▶ Task prompt
Look through the data for the string "根据图示可知". Copy every line where it is found.

--- Provided records ---

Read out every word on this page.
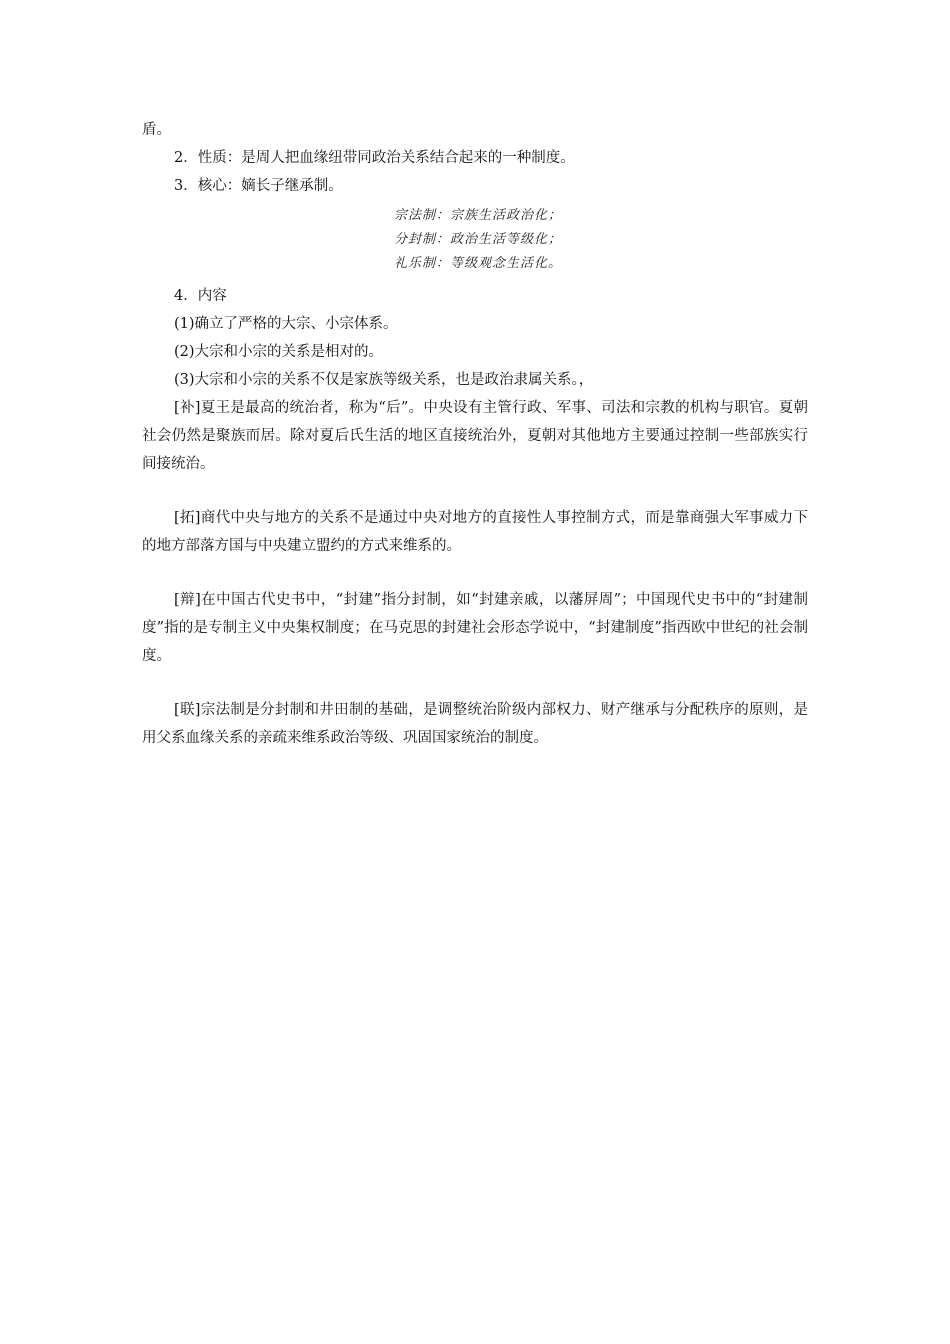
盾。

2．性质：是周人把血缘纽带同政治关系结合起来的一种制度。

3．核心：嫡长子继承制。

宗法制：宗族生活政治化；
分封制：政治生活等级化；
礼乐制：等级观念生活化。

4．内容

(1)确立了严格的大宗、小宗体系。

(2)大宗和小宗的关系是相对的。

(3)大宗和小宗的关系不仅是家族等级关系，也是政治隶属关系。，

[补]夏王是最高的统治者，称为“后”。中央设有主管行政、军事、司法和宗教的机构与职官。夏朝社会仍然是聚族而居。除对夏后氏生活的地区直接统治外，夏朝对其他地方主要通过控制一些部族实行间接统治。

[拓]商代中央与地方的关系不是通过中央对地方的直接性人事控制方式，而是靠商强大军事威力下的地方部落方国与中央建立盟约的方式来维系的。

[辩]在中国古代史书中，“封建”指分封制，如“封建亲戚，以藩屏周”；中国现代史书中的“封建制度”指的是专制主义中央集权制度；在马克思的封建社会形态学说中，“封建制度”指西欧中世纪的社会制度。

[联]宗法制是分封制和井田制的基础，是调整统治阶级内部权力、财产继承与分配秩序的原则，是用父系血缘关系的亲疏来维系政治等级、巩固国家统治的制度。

---
--- Provided records ---

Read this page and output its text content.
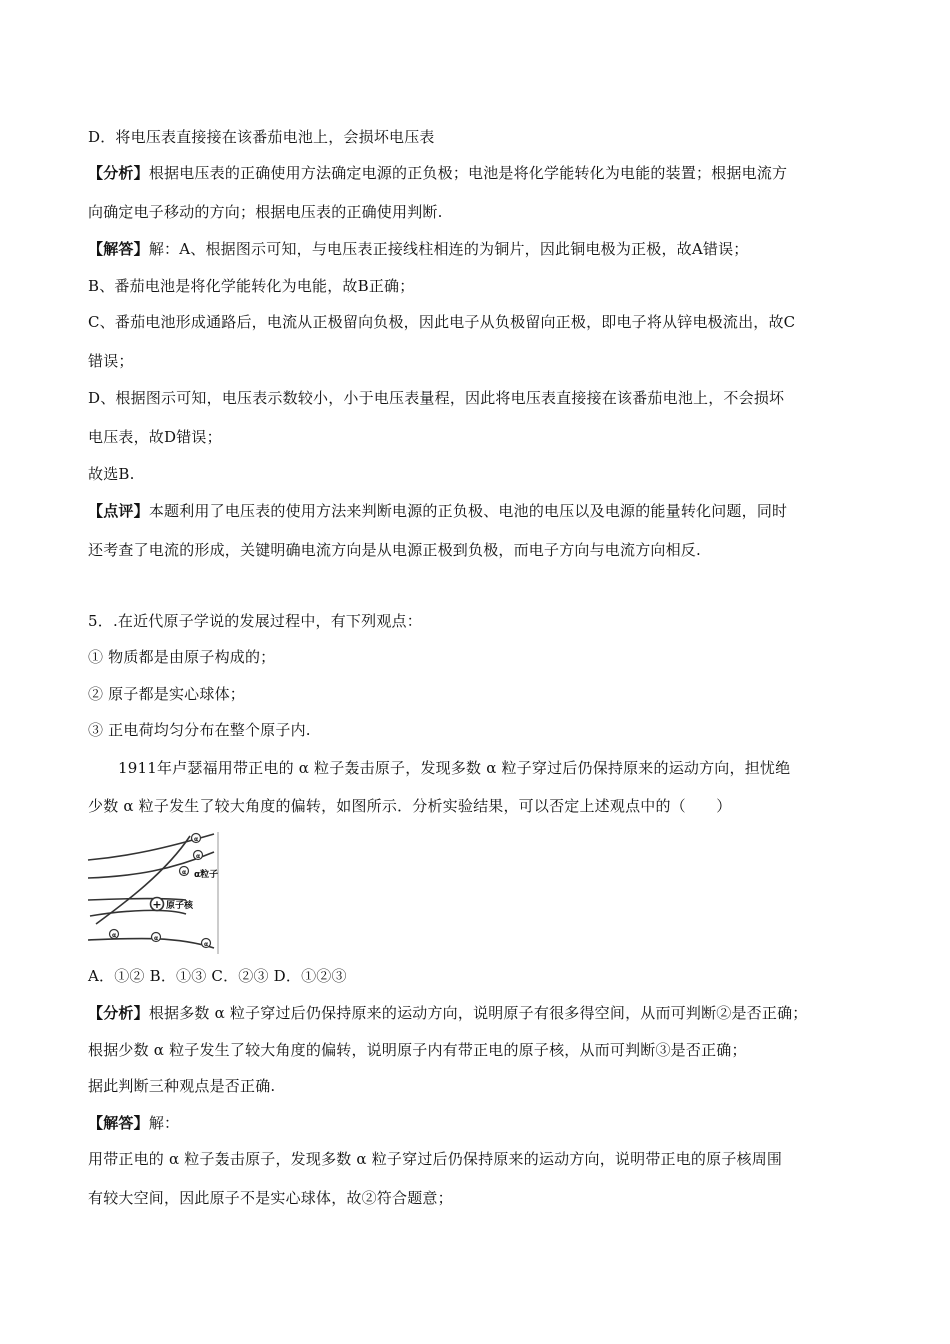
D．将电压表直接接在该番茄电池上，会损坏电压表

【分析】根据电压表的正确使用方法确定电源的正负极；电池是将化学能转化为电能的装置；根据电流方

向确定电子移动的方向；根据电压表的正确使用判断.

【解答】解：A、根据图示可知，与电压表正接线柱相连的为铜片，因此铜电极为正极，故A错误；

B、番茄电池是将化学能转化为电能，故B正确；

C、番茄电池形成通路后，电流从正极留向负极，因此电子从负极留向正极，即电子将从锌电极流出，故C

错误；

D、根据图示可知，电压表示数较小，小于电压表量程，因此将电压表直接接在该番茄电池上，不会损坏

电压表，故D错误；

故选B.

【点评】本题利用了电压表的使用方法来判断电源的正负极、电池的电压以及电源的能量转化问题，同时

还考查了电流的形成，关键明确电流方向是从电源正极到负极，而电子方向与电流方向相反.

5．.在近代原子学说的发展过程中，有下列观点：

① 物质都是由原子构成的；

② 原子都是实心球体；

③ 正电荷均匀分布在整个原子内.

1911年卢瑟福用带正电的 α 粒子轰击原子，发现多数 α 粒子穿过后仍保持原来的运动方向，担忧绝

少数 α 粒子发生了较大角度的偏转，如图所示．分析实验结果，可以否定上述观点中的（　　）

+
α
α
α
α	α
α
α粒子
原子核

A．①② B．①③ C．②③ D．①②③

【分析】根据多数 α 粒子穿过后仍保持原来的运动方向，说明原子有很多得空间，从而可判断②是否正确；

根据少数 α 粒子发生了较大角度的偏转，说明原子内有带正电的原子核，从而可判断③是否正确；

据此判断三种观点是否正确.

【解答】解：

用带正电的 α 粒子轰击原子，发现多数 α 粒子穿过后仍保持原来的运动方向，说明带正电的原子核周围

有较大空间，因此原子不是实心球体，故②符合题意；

---

▶ Worked solution
【解答】解：A、根据图示可知，与电压表正接线柱相连的为铜片，因此铜电极为正极，故A错误；
D、根据图示可知，电压表示数较小，小于电压表量程，因此将电压表直接接在该番茄电池上，不会损坏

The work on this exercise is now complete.